-- Begin GIVEN RECORDS --

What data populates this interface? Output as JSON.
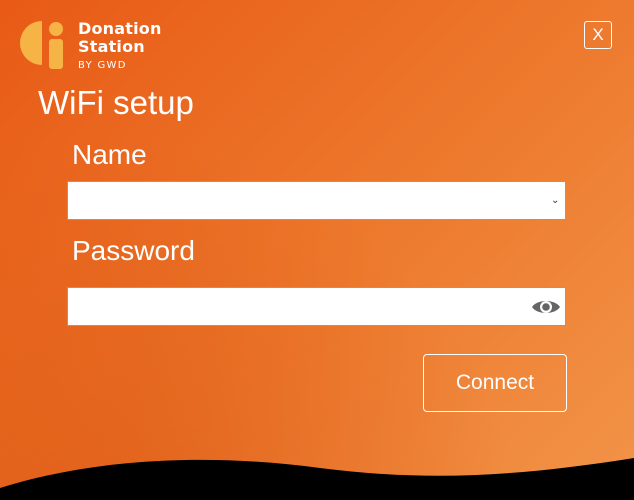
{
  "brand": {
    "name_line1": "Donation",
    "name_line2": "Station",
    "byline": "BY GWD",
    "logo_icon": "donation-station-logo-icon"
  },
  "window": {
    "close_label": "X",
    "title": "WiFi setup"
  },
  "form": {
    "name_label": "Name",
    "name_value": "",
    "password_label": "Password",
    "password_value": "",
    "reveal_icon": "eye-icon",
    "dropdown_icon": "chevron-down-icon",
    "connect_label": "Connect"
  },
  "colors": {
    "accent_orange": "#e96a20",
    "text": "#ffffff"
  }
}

-- End GIVEN RECORDS --
-- Begin GIVEN RECORDS --

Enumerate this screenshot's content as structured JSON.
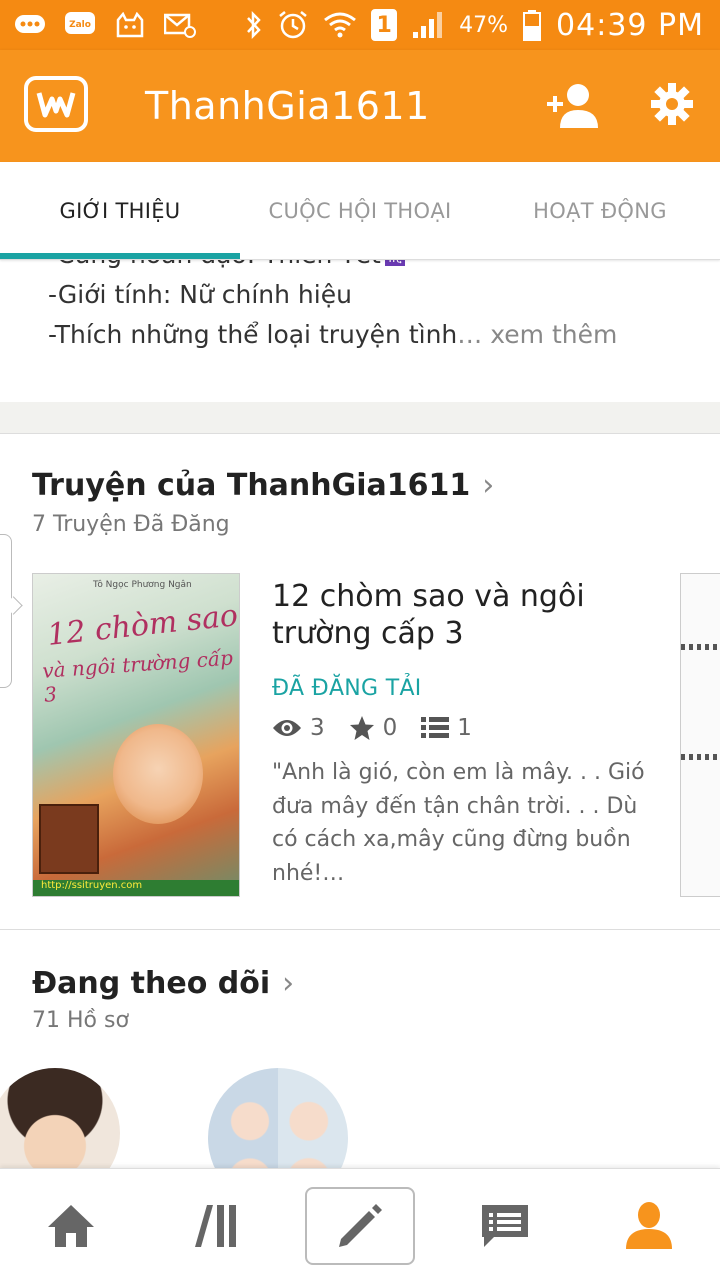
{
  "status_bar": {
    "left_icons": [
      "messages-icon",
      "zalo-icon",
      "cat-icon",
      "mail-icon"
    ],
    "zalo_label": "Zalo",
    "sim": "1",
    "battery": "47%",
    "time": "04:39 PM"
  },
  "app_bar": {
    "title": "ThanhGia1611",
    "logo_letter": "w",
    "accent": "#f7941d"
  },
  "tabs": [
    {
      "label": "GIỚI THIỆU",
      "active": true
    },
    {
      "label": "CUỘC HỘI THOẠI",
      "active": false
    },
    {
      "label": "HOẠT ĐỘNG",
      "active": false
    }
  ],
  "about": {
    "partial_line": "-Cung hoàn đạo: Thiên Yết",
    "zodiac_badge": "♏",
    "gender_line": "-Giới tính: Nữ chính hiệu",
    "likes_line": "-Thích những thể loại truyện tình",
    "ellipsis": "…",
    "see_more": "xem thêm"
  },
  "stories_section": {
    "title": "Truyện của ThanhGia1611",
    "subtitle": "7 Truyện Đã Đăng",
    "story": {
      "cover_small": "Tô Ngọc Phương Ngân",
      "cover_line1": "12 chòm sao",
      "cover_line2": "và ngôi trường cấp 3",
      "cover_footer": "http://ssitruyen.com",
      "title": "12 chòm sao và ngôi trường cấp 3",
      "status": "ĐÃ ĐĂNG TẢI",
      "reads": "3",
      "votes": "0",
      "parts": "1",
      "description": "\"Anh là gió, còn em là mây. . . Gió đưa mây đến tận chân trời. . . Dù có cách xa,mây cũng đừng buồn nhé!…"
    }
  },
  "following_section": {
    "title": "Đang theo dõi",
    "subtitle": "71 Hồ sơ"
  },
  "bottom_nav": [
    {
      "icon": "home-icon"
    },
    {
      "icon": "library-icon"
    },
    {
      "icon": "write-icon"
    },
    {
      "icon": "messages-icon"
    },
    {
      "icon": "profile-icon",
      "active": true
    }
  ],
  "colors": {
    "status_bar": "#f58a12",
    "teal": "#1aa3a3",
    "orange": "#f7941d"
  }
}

-- End GIVEN RECORDS --
-- Begin GIVEN RECORDS --

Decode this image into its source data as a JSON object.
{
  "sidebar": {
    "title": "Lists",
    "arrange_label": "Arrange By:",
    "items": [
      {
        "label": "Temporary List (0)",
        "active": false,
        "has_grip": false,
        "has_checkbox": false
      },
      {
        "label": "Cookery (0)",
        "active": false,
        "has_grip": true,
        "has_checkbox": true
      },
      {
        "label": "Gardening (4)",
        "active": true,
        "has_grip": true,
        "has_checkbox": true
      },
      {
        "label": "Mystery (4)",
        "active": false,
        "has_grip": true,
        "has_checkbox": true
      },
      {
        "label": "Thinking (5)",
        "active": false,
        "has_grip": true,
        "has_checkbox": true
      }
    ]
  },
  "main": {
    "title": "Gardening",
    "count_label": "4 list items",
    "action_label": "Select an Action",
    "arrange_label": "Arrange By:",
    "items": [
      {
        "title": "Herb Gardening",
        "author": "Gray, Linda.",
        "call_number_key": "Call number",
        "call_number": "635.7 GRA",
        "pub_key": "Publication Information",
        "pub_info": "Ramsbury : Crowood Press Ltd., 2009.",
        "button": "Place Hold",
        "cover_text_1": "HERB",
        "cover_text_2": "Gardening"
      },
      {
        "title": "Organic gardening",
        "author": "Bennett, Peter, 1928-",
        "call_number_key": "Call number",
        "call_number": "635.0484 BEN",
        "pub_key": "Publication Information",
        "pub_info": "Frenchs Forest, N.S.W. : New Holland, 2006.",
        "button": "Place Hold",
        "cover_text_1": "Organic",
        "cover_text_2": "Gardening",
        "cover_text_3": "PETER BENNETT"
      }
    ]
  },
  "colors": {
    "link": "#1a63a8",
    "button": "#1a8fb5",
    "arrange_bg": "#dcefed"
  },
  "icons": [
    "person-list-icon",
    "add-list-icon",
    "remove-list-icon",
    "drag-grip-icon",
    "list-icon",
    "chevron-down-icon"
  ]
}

-- End GIVEN RECORDS --

From the records above, pull out each line that has "JSON".

What data populates this interface? Output as JSON.
Enumerate this screenshot's content as structured JSON.
Decode this image into its source data as a JSON object.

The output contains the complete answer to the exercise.